## REQUIRED TASK
Repeat every line below exactly as it reads.

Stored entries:

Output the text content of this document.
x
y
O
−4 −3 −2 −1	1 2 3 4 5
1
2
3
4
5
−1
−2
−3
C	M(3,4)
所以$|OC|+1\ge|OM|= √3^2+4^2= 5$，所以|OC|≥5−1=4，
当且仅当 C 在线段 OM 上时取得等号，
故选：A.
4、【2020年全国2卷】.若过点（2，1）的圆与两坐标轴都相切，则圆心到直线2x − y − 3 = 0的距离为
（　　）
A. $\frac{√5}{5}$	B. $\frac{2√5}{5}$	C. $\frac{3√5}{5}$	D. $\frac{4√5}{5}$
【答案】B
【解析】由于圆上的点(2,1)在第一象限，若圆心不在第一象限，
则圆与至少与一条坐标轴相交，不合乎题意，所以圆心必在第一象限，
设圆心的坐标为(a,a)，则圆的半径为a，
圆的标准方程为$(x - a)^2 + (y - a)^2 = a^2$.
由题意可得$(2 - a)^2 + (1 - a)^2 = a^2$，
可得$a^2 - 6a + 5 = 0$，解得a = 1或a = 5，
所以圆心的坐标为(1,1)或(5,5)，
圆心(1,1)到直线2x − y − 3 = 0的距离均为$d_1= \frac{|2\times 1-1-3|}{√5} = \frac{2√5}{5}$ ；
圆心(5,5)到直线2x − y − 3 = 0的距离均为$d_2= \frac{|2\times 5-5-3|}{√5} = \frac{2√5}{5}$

## SOLUTION FOR THIS PROBLEM
Output the text content of this document.
x
y
O
−4 −3 −2 −1	1 2 3 4 5
1
2
3
4
5
−1
−2
−3
C	M(3,4)
所以$|OC|+1\ge|OM|= √3^2+4^2= 5$，所以|OC|≥5−1=4，
当且仅当 C 在线段 OM 上时取得等号，
故选：A.
4、【2020年全国2卷】.若过点（2，1）的圆与两坐标轴都相切，则圆心到直线2x − y − 3 = 0的距离为
（　　）
A. $\frac{√5}{5}$	B. $\frac{2√5}{5}$	C. $\frac{3√5}{5}$	D. $\frac{4√5}{5}$
【答案】B
【解析】由于圆上的点(2,1)在第一象限，若圆心不在第一象限，
则圆与至少与一条坐标轴相交，不合乎题意，所以圆心必在第一象限，
设圆心的坐标为(a,a)，则圆的半径为a，
圆的标准方程为$(x - a)^2 + (y - a)^2 = a^2$.
由题意可得$(2 - a)^2 + (1 - a)^2 = a^2$，
可得$a^2 - 6a + 5 = 0$，解得a = 1或a = 5，
所以圆心的坐标为(1,1)或(5,5)，
圆心(1,1)到直线2x − y − 3 = 0的距离均为$d_1= \frac{|2\times 1-1-3|}{√5} = \frac{2√5}{5}$ ；
圆心(5,5)到直线2x − y − 3 = 0的距离均为$d_2= \frac{|2\times 5-5-3|}{√5} = \frac{2√5}{5}$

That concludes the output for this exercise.